## What is needed
Retype the data below without altering anything.

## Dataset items
____

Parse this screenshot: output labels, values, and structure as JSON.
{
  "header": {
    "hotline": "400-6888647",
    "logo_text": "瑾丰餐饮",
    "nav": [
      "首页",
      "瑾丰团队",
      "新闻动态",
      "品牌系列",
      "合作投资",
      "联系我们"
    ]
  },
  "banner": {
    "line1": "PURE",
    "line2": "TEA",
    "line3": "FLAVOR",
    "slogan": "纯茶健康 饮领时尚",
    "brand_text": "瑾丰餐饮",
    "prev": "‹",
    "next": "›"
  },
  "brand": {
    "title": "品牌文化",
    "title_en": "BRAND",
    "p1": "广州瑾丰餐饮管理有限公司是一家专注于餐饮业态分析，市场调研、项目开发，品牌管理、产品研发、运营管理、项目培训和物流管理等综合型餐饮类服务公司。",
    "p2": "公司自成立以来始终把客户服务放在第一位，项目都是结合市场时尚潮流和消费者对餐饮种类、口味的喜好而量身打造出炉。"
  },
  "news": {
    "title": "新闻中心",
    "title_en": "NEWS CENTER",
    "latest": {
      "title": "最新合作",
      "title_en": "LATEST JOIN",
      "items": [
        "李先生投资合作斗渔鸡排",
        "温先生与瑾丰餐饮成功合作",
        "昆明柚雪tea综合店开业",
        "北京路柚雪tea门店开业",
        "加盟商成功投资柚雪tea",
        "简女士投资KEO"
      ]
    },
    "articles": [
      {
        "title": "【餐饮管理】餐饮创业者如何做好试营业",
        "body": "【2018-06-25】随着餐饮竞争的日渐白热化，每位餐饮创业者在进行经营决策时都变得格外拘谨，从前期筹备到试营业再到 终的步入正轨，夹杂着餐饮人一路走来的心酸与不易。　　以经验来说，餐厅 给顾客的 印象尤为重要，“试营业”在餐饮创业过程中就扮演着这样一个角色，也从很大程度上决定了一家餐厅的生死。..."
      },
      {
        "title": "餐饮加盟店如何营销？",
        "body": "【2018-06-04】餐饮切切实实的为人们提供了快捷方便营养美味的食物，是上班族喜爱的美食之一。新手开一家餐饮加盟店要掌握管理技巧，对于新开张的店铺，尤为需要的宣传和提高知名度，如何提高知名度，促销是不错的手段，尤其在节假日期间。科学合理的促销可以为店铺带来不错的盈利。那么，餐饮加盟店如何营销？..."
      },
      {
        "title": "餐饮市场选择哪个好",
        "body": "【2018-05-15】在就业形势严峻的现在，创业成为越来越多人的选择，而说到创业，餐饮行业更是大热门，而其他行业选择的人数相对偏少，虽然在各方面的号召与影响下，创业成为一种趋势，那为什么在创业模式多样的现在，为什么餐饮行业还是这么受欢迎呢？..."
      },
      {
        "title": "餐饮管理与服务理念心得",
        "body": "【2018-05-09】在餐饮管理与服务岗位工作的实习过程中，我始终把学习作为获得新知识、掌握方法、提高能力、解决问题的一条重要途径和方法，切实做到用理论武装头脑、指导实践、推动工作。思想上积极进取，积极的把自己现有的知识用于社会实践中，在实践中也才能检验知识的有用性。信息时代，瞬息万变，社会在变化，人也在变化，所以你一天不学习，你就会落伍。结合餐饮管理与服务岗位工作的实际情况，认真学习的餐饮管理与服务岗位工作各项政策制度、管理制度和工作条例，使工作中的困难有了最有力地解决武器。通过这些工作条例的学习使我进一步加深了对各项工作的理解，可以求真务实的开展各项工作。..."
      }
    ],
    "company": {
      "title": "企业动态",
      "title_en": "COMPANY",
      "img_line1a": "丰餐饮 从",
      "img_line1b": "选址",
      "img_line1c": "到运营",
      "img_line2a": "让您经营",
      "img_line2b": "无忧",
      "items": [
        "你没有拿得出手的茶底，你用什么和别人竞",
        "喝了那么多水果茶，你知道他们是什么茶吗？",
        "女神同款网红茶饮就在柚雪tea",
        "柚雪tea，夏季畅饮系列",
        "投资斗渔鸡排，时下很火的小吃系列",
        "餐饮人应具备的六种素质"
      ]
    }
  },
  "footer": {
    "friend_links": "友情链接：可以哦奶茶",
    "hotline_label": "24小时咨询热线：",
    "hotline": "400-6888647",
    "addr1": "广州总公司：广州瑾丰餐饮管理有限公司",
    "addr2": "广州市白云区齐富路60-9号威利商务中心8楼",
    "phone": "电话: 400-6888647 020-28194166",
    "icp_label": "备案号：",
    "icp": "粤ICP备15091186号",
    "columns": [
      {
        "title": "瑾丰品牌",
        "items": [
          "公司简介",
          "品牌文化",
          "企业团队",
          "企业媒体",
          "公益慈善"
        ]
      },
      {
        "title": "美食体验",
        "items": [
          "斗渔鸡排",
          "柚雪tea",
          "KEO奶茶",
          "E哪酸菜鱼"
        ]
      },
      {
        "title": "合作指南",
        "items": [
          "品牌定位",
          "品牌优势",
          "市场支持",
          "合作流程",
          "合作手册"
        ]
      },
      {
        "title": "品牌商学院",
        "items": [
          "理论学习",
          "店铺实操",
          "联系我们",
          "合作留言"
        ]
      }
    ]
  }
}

____

## The answer
Parse this screenshot: output labels, values, and structure as JSON.
{
  "header": {
    "hotline": "400-6888647",
    "logo_text": "瑾丰餐饮",
    "nav": [
      "首页",
      "瑾丰团队",
      "新闻动态",
      "品牌系列",
      "合作投资",
      "联系我们"
    ]
  },
  "banner": {
    "line1": "PURE",
    "line2": "TEA",
    "line3": "FLAVOR",
    "slogan": "纯茶健康 饮领时尚",
    "brand_text": "瑾丰餐饮",
    "prev": "‹",
    "next": "›"
  },
  "brand": {
    "title": "品牌文化",
    "title_en": "BRAND",
    "p1": "广州瑾丰餐饮管理有限公司是一家专注于餐饮业态分析，市场调研、项目开发，品牌管理、产品研发、运营管理、项目培训和物流管理等综合型餐饮类服务公司。",
    "p2": "公司自成立以来始终把客户服务放在第一位，项目都是结合市场时尚潮流和消费者对餐饮种类、口味的喜好而量身打造出炉。"
  },
  "news": {
    "title": "新闻中心",
    "title_en": "NEWS CENTER",
    "latest": {
      "title": "最新合作",
      "title_en": "LATEST JOIN",
      "items": [
        "李先生投资合作斗渔鸡排",
        "温先生与瑾丰餐饮成功合作",
        "昆明柚雪tea综合店开业",
        "北京路柚雪tea门店开业",
        "加盟商成功投资柚雪tea",
        "简女士投资KEO"
      ]
    },
    "articles": [
      {
        "title": "【餐饮管理】餐饮创业者如何做好试营业",
        "body": "【2018-06-25】随着餐饮竞争的日渐白热化，每位餐饮创业者在进行经营决策时都变得格外拘谨，从前期筹备到试营业再到 终的步入正轨，夹杂着餐饮人一路走来的心酸与不易。　　以经验来说，餐厅 给顾客的 印象尤为重要，“试营业”在餐饮创业过程中就扮演着这样一个角色，也从很大程度上决定了一家餐厅的生死。..."
      },
      {
        "title": "餐饮加盟店如何营销？",
        "body": "【2018-06-04】餐饮切切实实的为人们提供了快捷方便营养美味的食物，是上班族喜爱的美食之一。新手开一家餐饮加盟店要掌握管理技巧，对于新开张的店铺，尤为需要的宣传和提高知名度，如何提高知名度，促销是不错的手段，尤其在节假日期间。科学合理的促销可以为店铺带来不错的盈利。那么，餐饮加盟店如何营销？..."
      },
      {
        "title": "餐饮市场选择哪个好",
        "body": "【2018-05-15】在就业形势严峻的现在，创业成为越来越多人的选择，而说到创业，餐饮行业更是大热门，而其他行业选择的人数相对偏少，虽然在各方面的号召与影响下，创业成为一种趋势，那为什么在创业模式多样的现在，为什么餐饮行业还是这么受欢迎呢？..."
      },
      {
        "title": "餐饮管理与服务理念心得",
        "body": "【2018-05-09】在餐饮管理与服务岗位工作的实习过程中，我始终把学习作为获得新知识、掌握方法、提高能力、解决问题的一条重要途径和方法，切实做到用理论武装头脑、指导实践、推动工作。思想上积极进取，积极的把自己现有的知识用于社会实践中，在实践中也才能检验知识的有用性。信息时代，瞬息万变，社会在变化，人也在变化，所以你一天不学习，你就会落伍。结合餐饮管理与服务岗位工作的实际情况，认真学习的餐饮管理与服务岗位工作各项政策制度、管理制度和工作条例，使工作中的困难有了最有力地解决武器。通过这些工作条例的学习使我进一步加深了对各项工作的理解，可以求真务实的开展各项工作。..."
      }
    ],
    "company": {
      "title": "企业动态",
      "title_en": "COMPANY",
      "img_line1a": "丰餐饮 从",
      "img_line1b": "选址",
      "img_line1c": "到运营",
      "img_line2a": "让您经营",
      "img_line2b": "无忧",
      "items": [
        "你没有拿得出手的茶底，你用什么和别人竞",
        "喝了那么多水果茶，你知道他们是什么茶吗？",
        "女神同款网红茶饮就在柚雪tea",
        "柚雪tea，夏季畅饮系列",
        "投资斗渔鸡排，时下很火的小吃系列",
        "餐饮人应具备的六种素质"
      ]
    }
  },
  "footer": {
    "friend_links": "友情链接：可以哦奶茶",
    "hotline_label": "24小时咨询热线：",
    "hotline": "400-6888647",
    "addr1": "广州总公司：广州瑾丰餐饮管理有限公司",
    "addr2": "广州市白云区齐富路60-9号威利商务中心8楼",
    "phone": "电话: 400-6888647 020-28194166",
    "icp_label": "备案号：",
    "icp": "粤ICP备15091186号",
    "columns": [
      {
        "title": "瑾丰品牌",
        "items": [
          "公司简介",
          "品牌文化",
          "企业团队",
          "企业媒体",
          "公益慈善"
        ]
      },
      {
        "title": "美食体验",
        "items": [
          "斗渔鸡排",
          "柚雪tea",
          "KEO奶茶",
          "E哪酸菜鱼"
        ]
      },
      {
        "title": "合作指南",
        "items": [
          "品牌定位",
          "品牌优势",
          "市场支持",
          "合作流程",
          "合作手册"
        ]
      },
      {
        "title": "品牌商学院",
        "items": [
          "理论学习",
          "店铺实操",
          "联系我们",
          "合作留言"
        ]
      }
    ]
  }
}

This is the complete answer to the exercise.